====== Records for the task

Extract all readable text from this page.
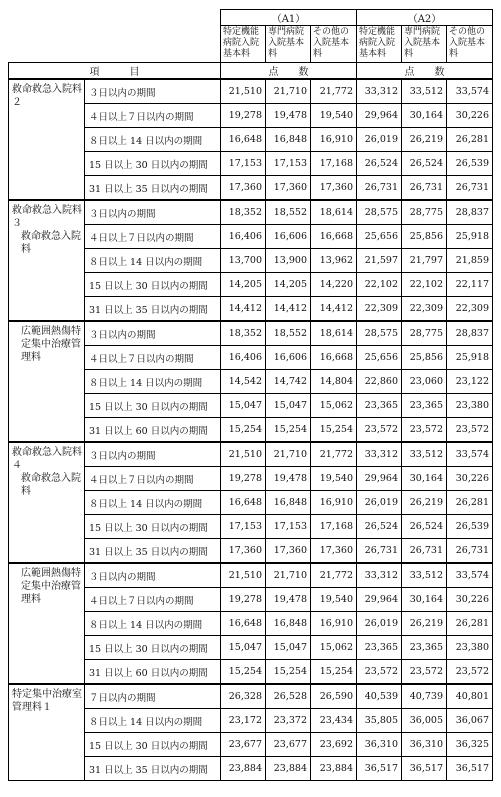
		（A1）			（A2）		
		特定機能病院入院基本料	専門病院入院基本料	その他の入院基本料	特定機能病院入院基本料	専門病院入院基本料	その他の入院基本料
項　　　目		点　　数			点　　数		
救命救急入院料２	３日以内の期間	21,510	21,710	21,772	33,312	33,512	33,574
	４日以上７日以内の期間	19,278	19,478	19,540	29,964	30,164	30,226
	８日以上 14 日以内の期間	16,648	16,848	16,910	26,019	26,219	26,281
	15 日以上 30 日以内の期間	17,153	17,153	17,168	26,524	26,524	26,539
	31 日以上 35 日以内の期間	17,360	17,360	17,360	26,731	26,731	26,731
救命救急入院料３
救命救急入院料	３日以内の期間	18,352	18,552	18,614	28,575	28,775	28,837
	４日以上７日以内の期間	16,406	16,606	16,668	25,656	25,856	25,918
	８日以上 14 日以内の期間	13,700	13,900	13,962	21,597	21,797	21,859
	15 日以上 30 日以内の期間	14,205	14,205	14,220	22,102	22,102	22,117
	31 日以上 35 日以内の期間	14,412	14,412	14,412	22,309	22,309	22,309

広範囲熱傷特定集中治療管理料	３日以内の期間	18,352	18,552	18,614	28,575	28,775	28,837
	４日以上７日以内の期間	16,406	16,606	16,668	25,656	25,856	25,918
	８日以上 14 日以内の期間	14,542	14,742	14,804	22,860	23,060	23,122
	15 日以上 30 日以内の期間	15,047	15,047	15,062	23,365	23,365	23,380
	31 日以上 60 日以内の期間	15,254	15,254	15,254	23,572	23,572	23,572
救命救急入院料４
救命救急入院料	３日以内の期間	21,510	21,710	21,772	33,312	33,512	33,574
	４日以上７日以内の期間	19,278	19,478	19,540	29,964	30,164	30,226
	８日以上 14 日以内の期間	16,648	16,848	16,910	26,019	26,219	26,281
	15 日以上 30 日以内の期間	17,153	17,153	17,168	26,524	26,524	26,539
	31 日以上 35 日以内の期間	17,360	17,360	17,360	26,731	26,731	26,731

広範囲熱傷特定集中治療管理料	３日以内の期間	21,510	21,710	21,772	33,312	33,512	33,574
	４日以上７日以内の期間	19,278	19,478	19,540	29,964	30,164	30,226
	８日以上 14 日以内の期間	16,648	16,848	16,910	26,019	26,219	26,281
	15 日以上 30 日以内の期間	15,047	15,047	15,062	23,365	23,365	23,380
	31 日以上 60 日以内の期間	15,254	15,254	15,254	23,572	23,572	23,572
特定集中治療室管理料１	７日以内の期間	26,328	26,528	26,590	40,539	40,739	40,801
	８日以上 14 日以内の期間	23,172	23,372	23,434	35,805	36,005	36,067
	15 日以上 30 日以内の期間	23,677	23,677	23,692	36,310	36,310	36,325
	31 日以上 35 日以内の期間	23,884	23,884	23,884	36,517	36,517	36,517
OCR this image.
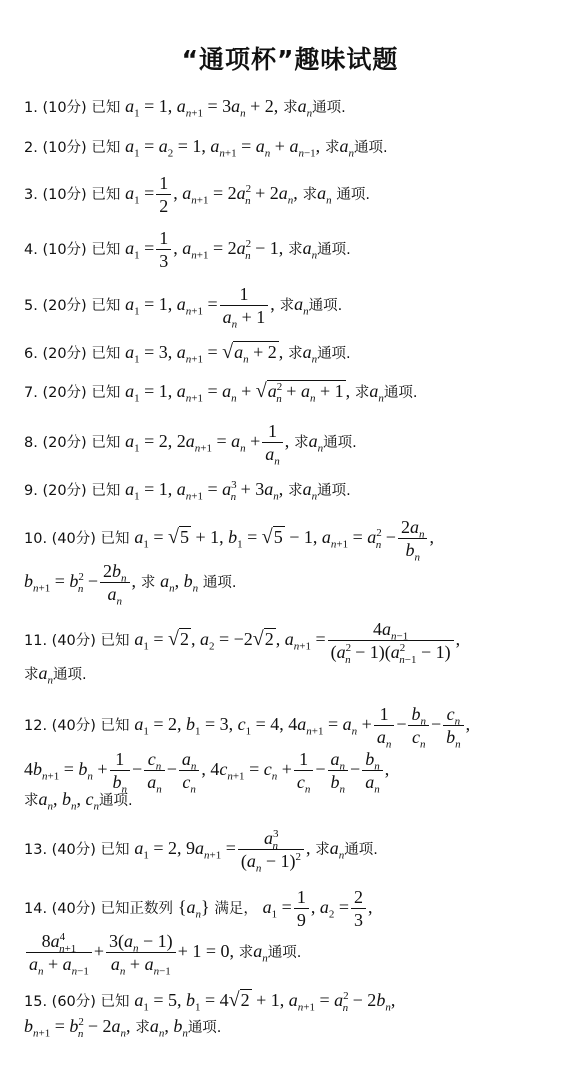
“通项杯”趣味试题
1. (10分) 已知 $a_1 = 1$, $a_{n+1} = 3a_n + 2$, 求$a_n$通项.
2. (10分) 已知 $a_1 = a_2 = 1$, $a_{n+1} = a_n + a_{n-1}$, 求$a_n$通项.
3. (10分) 已知 $a_1 = \frac{1}{2}$ , $a_{n+1} = 2a^2_n + 2a_n$, 求$a_n$ 通项.
4. (10分) 已知 $a_1 = \frac{1}{3}$ , $a_{n+1} = 2a^2_n - 1$, 求$a_n$通项.
5. (20分) 已知 $a_1 = 1$, $a_{n+1} = \frac{1}{a_n + 1}$ , 求$a_n$通项.
6. (20分) 已知 $a_1 = 3$, $a_{n+1} = √a_n + 2$ , 求$a_n$通项.
7. (20分) 已知 $a_1 = 1$, $a_{n+1} = a_n + √a^2_n + a_n + 1$ , 求$a_n$通项.
8. (20分) 已知 $a_1 = 2$, $2a_{n+1} = a_n + \frac{1}{a_n}$ , 求$a_n$通项.
9. (20分) 已知 $a_1 = 1$, $a_{n+1} = a^3_n + 3a_n$, 求$a_n$通项.
10. (40分) 已知 $a_1 = √5 + 1$, $b_1 = √5 - 1$, $a_{n+1} = a^2_n - \frac{2a_n}{b_n}$ ,
$b_{n+1} = b^2_n - \frac{2b_n}{a_n}$ , 求 $a_n$, $b_n$ 通项.
11. (40分) 已知 $a_1 = √2$ , $a_2 = -2√2$ , $a_{n+1} = \frac{4a_{n-1}}{(a^2_n - 1)(a^2_{n-1} - 1)}$ ,
求$a_n$通项.
12. (40分) 已知 $a_1 = 2$, $b_1 = 3$, $c_1 = 4$, $4a_{n+1} = a_n + \frac{1}{a_n} - \frac{b_n}{c_n} - \frac{c_n}{b_n}$ ,
$4b_{n+1} = b_n + \frac{1}{b_n} - \frac{c_n}{a_n} - \frac{a_n}{c_n}$ , $4c_{n+1} = c_n + \frac{1}{c_n} - \frac{a_n}{b_n} - \frac{b_n}{a_n}$ ,
求$a_n$, $b_n$, $c_n$通项.
13. (40分) 已知 $a_1 = 2$, $9a_{n+1} = \frac{a^3_n}{(a_n - 1)^2}$ , 求$a_n$通项.
14. (40分) 已知正数列 $\{a_n\}$ 满足， $a_1 = \frac{1}{9}$ , $a_2 = \frac{2}{3}$ ,
$\frac{8a^4_{n+1}}{a_n + a_{n-1}} + \frac{3(a_n - 1)}{a_n + a_{n-1}} + 1 = 0$, 求$a_n$通项.
15. (60分) 已知 $a_1 = 5$, $b_1 = 4√2 + 1$, $a_{n+1} = a^2_n - 2b_n$,
$b_{n+1} = b^2_n - 2a_n$, 求$a_n$, $b_n$通项.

============

Reproduce every line precisely as given, omitting all pictures.

- _Result below_
Extract all readable text from this page.
		（A1）			（A2）		
		特定機能病院入院基本料	専門病院入院基本料	その他の入院基本料	特定機能病院入院基本料	専門病院入院基本料	その他の入院基本料
項　　　目		点　　数			点　　数		
救命救急入院料２	３日以内の期間	21,510	21,710	21,772	33,312	33,512	33,574
	４日以上７日以内の期間	19,278	19,478	19,540	29,964	30,164	30,226
	８日以上 14 日以内の期間	16,648	16,848	16,910	26,019	26,219	26,281
	15 日以上 30 日以内の期間	17,153	17,153	17,168	26,524	26,524	26,539
	31 日以上 35 日以内の期間	17,360	17,360	17,360	26,731	26,731	26,731
救命救急入院料３
救命救急入院料	３日以内の期間	18,352	18,552	18,614	28,575	28,775	28,837
	４日以上７日以内の期間	16,406	16,606	16,668	25,656	25,856	25,918
	８日以上 14 日以内の期間	13,700	13,900	13,962	21,597	21,797	21,859
	15 日以上 30 日以内の期間	14,205	14,205	14,220	22,102	22,102	22,117
	31 日以上 35 日以内の期間	14,412	14,412	14,412	22,309	22,309	22,309

広範囲熱傷特定集中治療管理料	３日以内の期間	18,352	18,552	18,614	28,575	28,775	28,837
	４日以上７日以内の期間	16,406	16,606	16,668	25,656	25,856	25,918
	８日以上 14 日以内の期間	14,542	14,742	14,804	22,860	23,060	23,122
	15 日以上 30 日以内の期間	15,047	15,047	15,062	23,365	23,365	23,380
	31 日以上 60 日以内の期間	15,254	15,254	15,254	23,572	23,572	23,572
救命救急入院料４
救命救急入院料	３日以内の期間	21,510	21,710	21,772	33,312	33,512	33,574
	４日以上７日以内の期間	19,278	19,478	19,540	29,964	30,164	30,226
	８日以上 14 日以内の期間	16,648	16,848	16,910	26,019	26,219	26,281
	15 日以上 30 日以内の期間	17,153	17,153	17,168	26,524	26,524	26,539
	31 日以上 35 日以内の期間	17,360	17,360	17,360	26,731	26,731	26,731

広範囲熱傷特定集中治療管理料	３日以内の期間	21,510	21,710	21,772	33,312	33,512	33,574
	４日以上７日以内の期間	19,278	19,478	19,540	29,964	30,164	30,226
	８日以上 14 日以内の期間	16,648	16,848	16,910	26,019	26,219	26,281
	15 日以上 30 日以内の期間	15,047	15,047	15,062	23,365	23,365	23,380
	31 日以上 60 日以内の期間	15,254	15,254	15,254	23,572	23,572	23,572
特定集中治療室管理料１	７日以内の期間	26,328	26,528	26,590	40,539	40,739	40,801
	８日以上 14 日以内の期間	23,172	23,372	23,434	35,805	36,005	36,067
	15 日以上 30 日以内の期間	23,677	23,677	23,692	36,310	36,310	36,325
	31 日以上 35 日以内の期間	23,884	23,884	23,884	36,517	36,517	36,517
OCR this image.
“通项杯”趣味试题
1. (10分) 已知 $a_1 = 1$, $a_{n+1} = 3a_n + 2$, 求$a_n$通项.
2. (10分) 已知 $a_1 = a_2 = 1$, $a_{n+1} = a_n + a_{n-1}$, 求$a_n$通项.
3. (10分) 已知 $a_1 = \frac{1}{2}$ , $a_{n+1} = 2a^2_n + 2a_n$, 求$a_n$ 通项.
4. (10分) 已知 $a_1 = \frac{1}{3}$ , $a_{n+1} = 2a^2_n - 1$, 求$a_n$通项.
5. (20分) 已知 $a_1 = 1$, $a_{n+1} = \frac{1}{a_n + 1}$ , 求$a_n$通项.
6. (20分) 已知 $a_1 = 3$, $a_{n+1} = √a_n + 2$ , 求$a_n$通项.
7. (20分) 已知 $a_1 = 1$, $a_{n+1} = a_n + √a^2_n + a_n + 1$ , 求$a_n$通项.
8. (20分) 已知 $a_1 = 2$, $2a_{n+1} = a_n + \frac{1}{a_n}$ , 求$a_n$通项.
9. (20分) 已知 $a_1 = 1$, $a_{n+1} = a^3_n + 3a_n$, 求$a_n$通项.
10. (40分) 已知 $a_1 = √5 + 1$, $b_1 = √5 - 1$, $a_{n+1} = a^2_n - \frac{2a_n}{b_n}$ ,
$b_{n+1} = b^2_n - \frac{2b_n}{a_n}$ , 求 $a_n$, $b_n$ 通项.
11. (40分) 已知 $a_1 = √2$ , $a_2 = -2√2$ , $a_{n+1} = \frac{4a_{n-1}}{(a^2_n - 1)(a^2_{n-1} - 1)}$ ,
求$a_n$通项.
12. (40分) 已知 $a_1 = 2$, $b_1 = 3$, $c_1 = 4$, $4a_{n+1} = a_n + \frac{1}{a_n} - \frac{b_n}{c_n} - \frac{c_n}{b_n}$ ,
$4b_{n+1} = b_n + \frac{1}{b_n} - \frac{c_n}{a_n} - \frac{a_n}{c_n}$ , $4c_{n+1} = c_n + \frac{1}{c_n} - \frac{a_n}{b_n} - \frac{b_n}{a_n}$ ,
求$a_n$, $b_n$, $c_n$通项.
13. (40分) 已知 $a_1 = 2$, $9a_{n+1} = \frac{a^3_n}{(a_n - 1)^2}$ , 求$a_n$通项.
14. (40分) 已知正数列 $\{a_n\}$ 满足， $a_1 = \frac{1}{9}$ , $a_2 = \frac{2}{3}$ ,
$\frac{8a^4_{n+1}}{a_n + a_{n-1}} + \frac{3(a_n - 1)}{a_n + a_{n-1}} + 1 = 0$, 求$a_n$通项.
15. (60分) 已知 $a_1 = 5$, $b_1 = 4√2 + 1$, $a_{n+1} = a^2_n - 2b_n$,
$b_{n+1} = b^2_n - 2a_n$, 求$a_n$, $b_n$通项.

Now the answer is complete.